• _Task details_
Provide the records once more, identical to the original.

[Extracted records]
::::

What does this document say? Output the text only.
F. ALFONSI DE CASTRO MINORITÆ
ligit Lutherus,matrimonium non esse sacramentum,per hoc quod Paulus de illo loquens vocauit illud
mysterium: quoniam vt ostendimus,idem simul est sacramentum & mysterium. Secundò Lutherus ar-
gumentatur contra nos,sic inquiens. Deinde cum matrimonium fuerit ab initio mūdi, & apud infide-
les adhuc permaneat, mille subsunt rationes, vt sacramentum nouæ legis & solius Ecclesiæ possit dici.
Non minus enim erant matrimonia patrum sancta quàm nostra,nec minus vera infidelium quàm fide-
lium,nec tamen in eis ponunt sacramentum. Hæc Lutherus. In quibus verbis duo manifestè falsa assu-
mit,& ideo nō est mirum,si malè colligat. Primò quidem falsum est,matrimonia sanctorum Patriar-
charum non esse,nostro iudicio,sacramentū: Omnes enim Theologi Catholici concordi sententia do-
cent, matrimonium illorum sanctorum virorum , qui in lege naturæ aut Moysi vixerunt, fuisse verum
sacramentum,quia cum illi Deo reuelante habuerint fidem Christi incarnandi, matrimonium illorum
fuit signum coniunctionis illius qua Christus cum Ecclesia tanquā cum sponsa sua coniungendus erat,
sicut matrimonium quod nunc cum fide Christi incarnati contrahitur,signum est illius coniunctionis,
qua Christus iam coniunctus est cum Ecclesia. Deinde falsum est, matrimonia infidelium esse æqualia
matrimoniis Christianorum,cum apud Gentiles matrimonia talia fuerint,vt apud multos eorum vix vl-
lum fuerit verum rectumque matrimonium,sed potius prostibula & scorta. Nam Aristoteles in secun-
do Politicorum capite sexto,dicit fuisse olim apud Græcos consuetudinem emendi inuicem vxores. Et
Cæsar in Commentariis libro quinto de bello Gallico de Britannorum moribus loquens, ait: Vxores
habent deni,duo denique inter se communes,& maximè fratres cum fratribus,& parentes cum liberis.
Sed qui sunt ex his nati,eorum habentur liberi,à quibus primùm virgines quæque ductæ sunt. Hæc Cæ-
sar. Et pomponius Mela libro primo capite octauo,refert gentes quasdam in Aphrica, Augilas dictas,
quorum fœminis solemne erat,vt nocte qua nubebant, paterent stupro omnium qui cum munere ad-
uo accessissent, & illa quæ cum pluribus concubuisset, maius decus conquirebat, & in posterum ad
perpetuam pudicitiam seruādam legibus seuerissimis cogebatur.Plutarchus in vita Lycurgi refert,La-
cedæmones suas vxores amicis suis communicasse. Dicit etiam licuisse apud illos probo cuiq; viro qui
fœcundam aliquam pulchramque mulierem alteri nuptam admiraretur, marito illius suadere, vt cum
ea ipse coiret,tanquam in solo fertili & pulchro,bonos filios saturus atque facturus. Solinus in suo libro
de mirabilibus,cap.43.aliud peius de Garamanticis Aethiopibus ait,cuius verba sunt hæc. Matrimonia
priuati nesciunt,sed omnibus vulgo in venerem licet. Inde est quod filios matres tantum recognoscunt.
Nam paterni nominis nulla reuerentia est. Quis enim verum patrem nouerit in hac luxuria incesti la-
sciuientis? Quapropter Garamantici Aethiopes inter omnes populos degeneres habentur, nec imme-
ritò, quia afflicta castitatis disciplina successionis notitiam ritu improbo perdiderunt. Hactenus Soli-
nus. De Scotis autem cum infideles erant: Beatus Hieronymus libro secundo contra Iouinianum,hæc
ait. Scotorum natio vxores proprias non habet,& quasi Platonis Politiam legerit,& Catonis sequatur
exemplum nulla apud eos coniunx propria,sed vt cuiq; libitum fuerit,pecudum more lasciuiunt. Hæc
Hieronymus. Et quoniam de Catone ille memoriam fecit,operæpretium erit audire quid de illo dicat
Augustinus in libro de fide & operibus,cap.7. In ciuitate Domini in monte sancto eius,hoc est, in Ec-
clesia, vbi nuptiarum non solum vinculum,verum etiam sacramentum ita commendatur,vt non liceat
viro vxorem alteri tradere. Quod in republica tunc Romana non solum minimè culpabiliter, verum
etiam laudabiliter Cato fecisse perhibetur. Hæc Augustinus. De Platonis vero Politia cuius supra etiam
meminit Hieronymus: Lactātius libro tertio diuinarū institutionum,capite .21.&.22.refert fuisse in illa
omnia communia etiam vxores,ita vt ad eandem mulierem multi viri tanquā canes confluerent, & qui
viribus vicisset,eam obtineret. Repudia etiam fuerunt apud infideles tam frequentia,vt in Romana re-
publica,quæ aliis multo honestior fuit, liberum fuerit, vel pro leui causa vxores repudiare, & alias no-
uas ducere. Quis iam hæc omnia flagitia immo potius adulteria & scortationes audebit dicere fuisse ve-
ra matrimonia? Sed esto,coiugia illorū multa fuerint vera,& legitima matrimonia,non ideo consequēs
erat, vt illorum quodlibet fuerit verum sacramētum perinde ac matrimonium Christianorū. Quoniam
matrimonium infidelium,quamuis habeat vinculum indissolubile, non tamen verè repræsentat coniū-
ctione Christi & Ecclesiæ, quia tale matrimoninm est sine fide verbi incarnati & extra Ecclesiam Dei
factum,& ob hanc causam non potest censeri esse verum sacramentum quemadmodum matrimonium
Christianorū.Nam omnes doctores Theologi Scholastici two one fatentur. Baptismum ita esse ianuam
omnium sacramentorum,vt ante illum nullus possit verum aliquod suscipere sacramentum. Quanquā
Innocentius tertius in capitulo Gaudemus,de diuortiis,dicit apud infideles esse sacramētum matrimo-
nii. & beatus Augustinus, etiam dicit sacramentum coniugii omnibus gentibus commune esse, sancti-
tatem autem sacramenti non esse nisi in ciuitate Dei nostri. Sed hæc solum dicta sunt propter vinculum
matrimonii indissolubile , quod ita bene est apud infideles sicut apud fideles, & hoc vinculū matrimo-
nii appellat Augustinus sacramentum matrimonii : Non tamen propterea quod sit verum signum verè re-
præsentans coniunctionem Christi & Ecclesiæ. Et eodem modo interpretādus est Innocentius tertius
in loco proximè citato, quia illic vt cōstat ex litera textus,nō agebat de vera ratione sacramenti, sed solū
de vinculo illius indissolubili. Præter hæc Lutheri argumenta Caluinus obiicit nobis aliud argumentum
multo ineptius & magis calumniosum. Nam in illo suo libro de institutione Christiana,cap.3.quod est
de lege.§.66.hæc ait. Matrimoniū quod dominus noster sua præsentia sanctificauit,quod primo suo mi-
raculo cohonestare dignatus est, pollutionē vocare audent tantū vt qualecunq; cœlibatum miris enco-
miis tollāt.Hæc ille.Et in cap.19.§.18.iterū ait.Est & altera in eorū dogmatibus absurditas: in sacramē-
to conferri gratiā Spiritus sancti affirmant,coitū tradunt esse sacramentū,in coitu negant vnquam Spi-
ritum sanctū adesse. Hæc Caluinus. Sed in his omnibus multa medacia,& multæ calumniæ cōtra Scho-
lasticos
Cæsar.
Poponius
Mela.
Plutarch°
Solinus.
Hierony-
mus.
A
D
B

::::

• _Exercise output_
What does this document say? Output the text only.
F. ALFONSI DE CASTRO MINORITÆ
ligit Lutherus,matrimonium non esse sacramentum,per hoc quod Paulus de illo loquens vocauit illud
mysterium: quoniam vt ostendimus,idem simul est sacramentum & mysterium. Secundò Lutherus ar-
gumentatur contra nos,sic inquiens. Deinde cum matrimonium fuerit ab initio mūdi, & apud infide-
les adhuc permaneat, mille subsunt rationes, vt sacramentum nouæ legis & solius Ecclesiæ possit dici.
Non minus enim erant matrimonia patrum sancta quàm nostra,nec minus vera infidelium quàm fide-
lium,nec tamen in eis ponunt sacramentum. Hæc Lutherus. In quibus verbis duo manifestè falsa assu-
mit,& ideo nō est mirum,si malè colligat. Primò quidem falsum est,matrimonia sanctorum Patriar-
charum non esse,nostro iudicio,sacramentū: Omnes enim Theologi Catholici concordi sententia do-
cent, matrimonium illorum sanctorum virorum , qui in lege naturæ aut Moysi vixerunt, fuisse verum
sacramentum,quia cum illi Deo reuelante habuerint fidem Christi incarnandi, matrimonium illorum
fuit signum coniunctionis illius qua Christus cum Ecclesia tanquā cum sponsa sua coniungendus erat,
sicut matrimonium quod nunc cum fide Christi incarnati contrahitur,signum est illius coniunctionis,
qua Christus iam coniunctus est cum Ecclesia. Deinde falsum est, matrimonia infidelium esse æqualia
matrimoniis Christianorum,cum apud Gentiles matrimonia talia fuerint,vt apud multos eorum vix vl-
lum fuerit verum rectumque matrimonium,sed potius prostibula & scorta. Nam Aristoteles in secun-
do Politicorum capite sexto,dicit fuisse olim apud Græcos consuetudinem emendi inuicem vxores. Et
Cæsar in Commentariis libro quinto de bello Gallico de Britannorum moribus loquens, ait: Vxores
habent deni,duo denique inter se communes,& maximè fratres cum fratribus,& parentes cum liberis.
Sed qui sunt ex his nati,eorum habentur liberi,à quibus primùm virgines quæque ductæ sunt. Hæc Cæ-
sar. Et pomponius Mela libro primo capite octauo,refert gentes quasdam in Aphrica, Augilas dictas,
quorum fœminis solemne erat,vt nocte qua nubebant, paterent stupro omnium qui cum munere ad-
uo accessissent, & illa quæ cum pluribus concubuisset, maius decus conquirebat, & in posterum ad
perpetuam pudicitiam seruādam legibus seuerissimis cogebatur.Plutarchus in vita Lycurgi refert,La-
cedæmones suas vxores amicis suis communicasse. Dicit etiam licuisse apud illos probo cuiq; viro qui
fœcundam aliquam pulchramque mulierem alteri nuptam admiraretur, marito illius suadere, vt cum
ea ipse coiret,tanquam in solo fertili & pulchro,bonos filios saturus atque facturus. Solinus in suo libro
de mirabilibus,cap.43.aliud peius de Garamanticis Aethiopibus ait,cuius verba sunt hæc. Matrimonia
priuati nesciunt,sed omnibus vulgo in venerem licet. Inde est quod filios matres tantum recognoscunt.
Nam paterni nominis nulla reuerentia est. Quis enim verum patrem nouerit in hac luxuria incesti la-
sciuientis? Quapropter Garamantici Aethiopes inter omnes populos degeneres habentur, nec imme-
ritò, quia afflicta castitatis disciplina successionis notitiam ritu improbo perdiderunt. Hactenus Soli-
nus. De Scotis autem cum infideles erant: Beatus Hieronymus libro secundo contra Iouinianum,hæc
ait. Scotorum natio vxores proprias non habet,& quasi Platonis Politiam legerit,& Catonis sequatur
exemplum nulla apud eos coniunx propria,sed vt cuiq; libitum fuerit,pecudum more lasciuiunt. Hæc
Hieronymus. Et quoniam de Catone ille memoriam fecit,operæpretium erit audire quid de illo dicat
Augustinus in libro de fide & operibus,cap.7. In ciuitate Domini in monte sancto eius,hoc est, in Ec-
clesia, vbi nuptiarum non solum vinculum,verum etiam sacramentum ita commendatur,vt non liceat
viro vxorem alteri tradere. Quod in republica tunc Romana non solum minimè culpabiliter, verum
etiam laudabiliter Cato fecisse perhibetur. Hæc Augustinus. De Platonis vero Politia cuius supra etiam
meminit Hieronymus: Lactātius libro tertio diuinarū institutionum,capite .21.&.22.refert fuisse in illa
omnia communia etiam vxores,ita vt ad eandem mulierem multi viri tanquā canes confluerent, & qui
viribus vicisset,eam obtineret. Repudia etiam fuerunt apud infideles tam frequentia,vt in Romana re-
publica,quæ aliis multo honestior fuit, liberum fuerit, vel pro leui causa vxores repudiare, & alias no-
uas ducere. Quis iam hæc omnia flagitia immo potius adulteria & scortationes audebit dicere fuisse ve-
ra matrimonia? Sed esto,coiugia illorū multa fuerint vera,& legitima matrimonia,non ideo consequēs
erat, vt illorum quodlibet fuerit verum sacramētum perinde ac matrimonium Christianorū. Quoniam
matrimonium infidelium,quamuis habeat vinculum indissolubile, non tamen verè repræsentat coniū-
ctione Christi & Ecclesiæ, quia tale matrimoninm est sine fide verbi incarnati & extra Ecclesiam Dei
factum,& ob hanc causam non potest censeri esse verum sacramentum quemadmodum matrimonium
Christianorū.Nam omnes doctores Theologi Scholastici two one fatentur. Baptismum ita esse ianuam
omnium sacramentorum,vt ante illum nullus possit verum aliquod suscipere sacramentum. Quanquā
Innocentius tertius in capitulo Gaudemus,de diuortiis,dicit apud infideles esse sacramētum matrimo-
nii. & beatus Augustinus, etiam dicit sacramentum coniugii omnibus gentibus commune esse, sancti-
tatem autem sacramenti non esse nisi in ciuitate Dei nostri. Sed hæc solum dicta sunt propter vinculum
matrimonii indissolubile , quod ita bene est apud infideles sicut apud fideles, & hoc vinculū matrimo-
nii appellat Augustinus sacramentum matrimonii : Non tamen propterea quod sit verum signum verè re-
præsentans coniunctionem Christi & Ecclesiæ. Et eodem modo interpretādus est Innocentius tertius
in loco proximè citato, quia illic vt cōstat ex litera textus,nō agebat de vera ratione sacramenti, sed solū
de vinculo illius indissolubili. Præter hæc Lutheri argumenta Caluinus obiicit nobis aliud argumentum
multo ineptius & magis calumniosum. Nam in illo suo libro de institutione Christiana,cap.3.quod est
de lege.§.66.hæc ait. Matrimoniū quod dominus noster sua præsentia sanctificauit,quod primo suo mi-
raculo cohonestare dignatus est, pollutionē vocare audent tantū vt qualecunq; cœlibatum miris enco-
miis tollāt.Hæc ille.Et in cap.19.§.18.iterū ait.Est & altera in eorū dogmatibus absurditas: in sacramē-
to conferri gratiā Spiritus sancti affirmant,coitū tradunt esse sacramentū,in coitu negant vnquam Spi-
ritum sanctū adesse. Hæc Caluinus. Sed in his omnibus multa medacia,& multæ calumniæ cōtra Scho-
lasticos
Cæsar.
Poponius
Mela.
Plutarch°
Solinus.
Hierony-
mus.
A
D
B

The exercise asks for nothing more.